** START Source material **
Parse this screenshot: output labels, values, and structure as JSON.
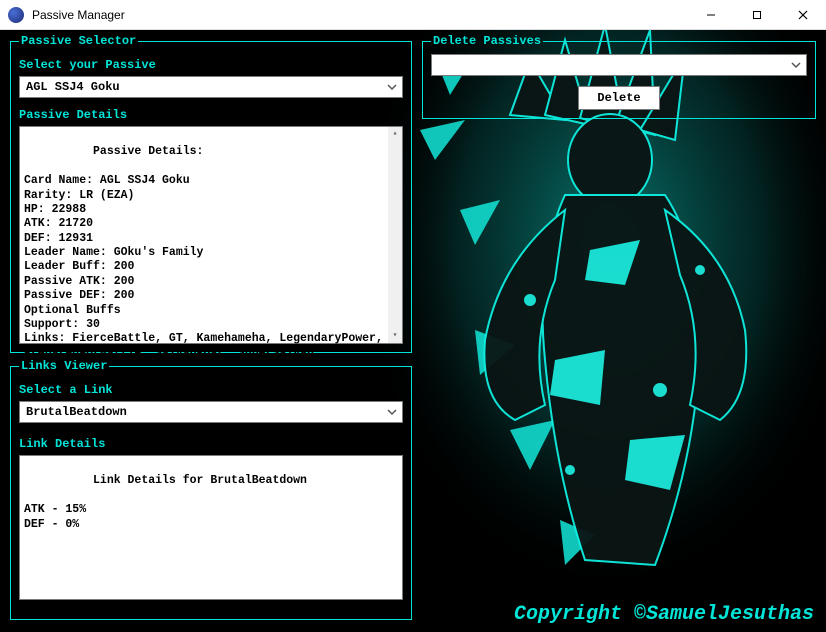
{
  "window": {
    "title": "Passive Manager"
  },
  "passive_selector": {
    "legend": "Passive Selector",
    "label": "Select your Passive",
    "selected": "AGL SSJ4 Goku"
  },
  "passive_details": {
    "label": "Passive Details",
    "text": "Passive Details:\n\nCard Name: AGL SSJ4 Goku\nRarity: LR (EZA)\nHP: 22988\nATK: 21720\nDEF: 12931\nLeader Name: GOku's Family\nLeader Buff: 200\nPassive ATK: 200\nPassive DEF: 200\nOptional Buffs\nSupport: 30\nLinks: FierceBattle, GT, Kamehameha, LegendaryPower, PreparedForBattle, SaiyanRoar, SuperSaiyan"
  },
  "links_viewer": {
    "legend": "Links Viewer",
    "label": "Select a Link",
    "selected": "BrutalBeatdown"
  },
  "link_details": {
    "label": "Link Details",
    "text": "Link Details for BrutalBeatdown\n\nATK - 15%\nDEF - 0%"
  },
  "delete_passives": {
    "legend": "Delete Passives",
    "selected": "",
    "button": "Delete"
  },
  "footer": {
    "copyright": "Copyright ©SamuelJesuthas"
  },
  "colors": {
    "accent": "#00e5d8",
    "bg": "#000000"
  }
}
** END Source material **
(Exercise brief) Give only the number of lines in the entries that contain "BrutalBeatdown".

(Task solution) 2